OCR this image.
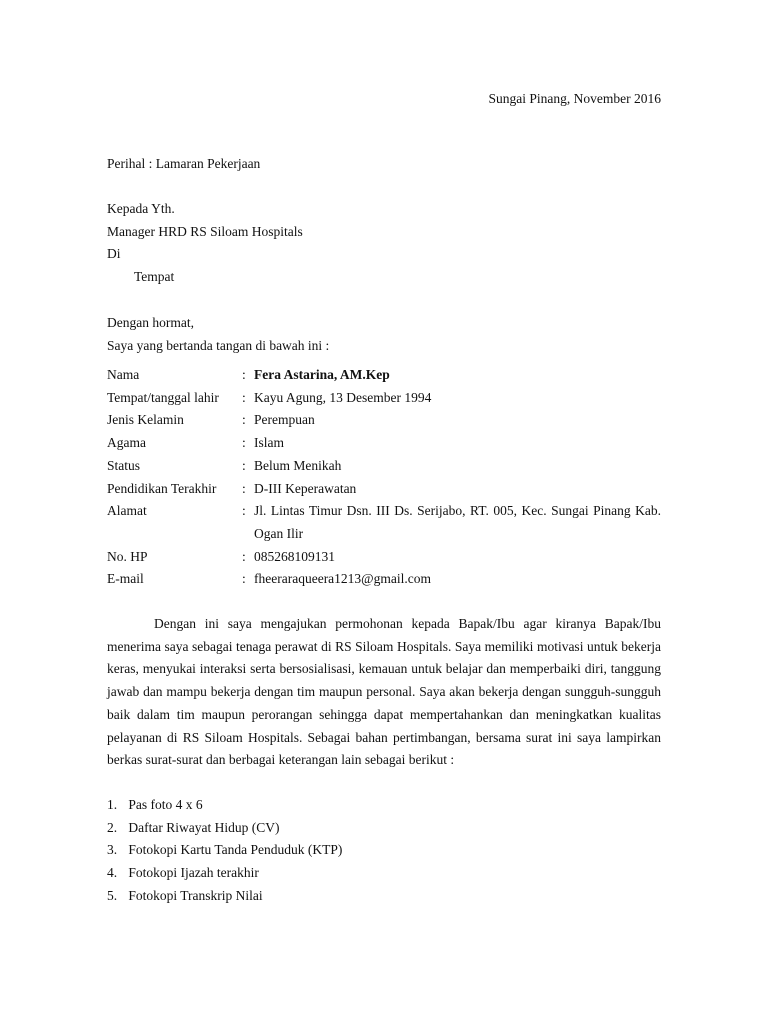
Sungai Pinang, November 2016
Perihal : Lamaran Pekerjaan
Kepada Yth.
Manager HRD RS Siloam Hospitals
Di
Tempat
Dengan hormat,
Saya yang bertanda tangan di bawah ini :
Nama	: Fera Astarina, AM.Kep
Tempat/tanggal lahir	: Kayu Agung, 13 Desember 1994
Jenis Kelamin	: Perempuan
Agama	: Islam
Status	: Belum Menikah
Pendidikan Terakhir	: D-III Keperawatan
Alamat	: Jl. Lintas Timur Dsn. III Ds. Serijabo, RT. 005, Kec. Sungai Pinang Kab. Ogan Ilir
No. HP	: 085268109131
E-mail	: fheeraraqueera1213@gmail.com

Dengan ini saya mengajukan permohonan kepada Bapak/Ibu agar kiranya Bapak/Ibu menerima saya sebagai tenaga perawat di RS Siloam Hospitals. Saya memiliki motivasi untuk bekerja keras, menyukai interaksi serta bersosialisasi, kemauan untuk belajar dan memperbaiki diri, tanggung jawab dan mampu bekerja dengan tim maupun personal. Saya akan bekerja dengan sungguh-sungguh baik dalam tim maupun perorangan sehingga dapat mempertahankan dan meningkatkan kualitas pelayanan di RS Siloam Hospitals. Sebagai bahan pertimbangan, bersama surat ini saya lampirkan berkas surat-surat dan berbagai keterangan lain sebagai berikut :

1. Pas foto 4 x 6
2. Daftar Riwayat Hidup (CV)
3. Fotokopi Kartu Tanda Penduduk (KTP)
4. Fotokopi Ijazah terakhir
5. Fotokopi Transkrip Nilai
○ ○ ○
§ **What needs to be done**: Reproduce the entries exactly. Do not carry over any picture.

§ **Answer for the task**:
OCR this image.
Sungai Pinang, November 2016
Perihal : Lamaran Pekerjaan
Kepada Yth.
Manager HRD RS Siloam Hospitals
Di
Tempat
Dengan hormat,
Saya yang bertanda tangan di bawah ini :
Nama	: Fera Astarina, AM.Kep
Tempat/tanggal lahir	: Kayu Agung, 13 Desember 1994
Jenis Kelamin	: Perempuan
Agama	: Islam
Status	: Belum Menikah
Pendidikan Terakhir	: D-III Keperawatan
Alamat	: Jl. Lintas Timur Dsn. III Ds. Serijabo, RT. 005, Kec. Sungai Pinang Kab. Ogan Ilir
No. HP	: 085268109131
E-mail	: fheeraraqueera1213@gmail.com

Dengan ini saya mengajukan permohonan kepada Bapak/Ibu agar kiranya Bapak/Ibu menerima saya sebagai tenaga perawat di RS Siloam Hospitals. Saya memiliki motivasi untuk bekerja keras, menyukai interaksi serta bersosialisasi, kemauan untuk belajar dan memperbaiki diri, tanggung jawab dan mampu bekerja dengan tim maupun personal. Saya akan bekerja dengan sungguh-sungguh baik dalam tim maupun perorangan sehingga dapat mempertahankan dan meningkatkan kualitas pelayanan di RS Siloam Hospitals. Sebagai bahan pertimbangan, bersama surat ini saya lampirkan berkas surat-surat dan berbagai keterangan lain sebagai berikut :

1. Pas foto 4 x 6
2. Daftar Riwayat Hidup (CV)
3. Fotokopi Kartu Tanda Penduduk (KTP)
4. Fotokopi Ijazah terakhir
5. Fotokopi Transkrip Nilai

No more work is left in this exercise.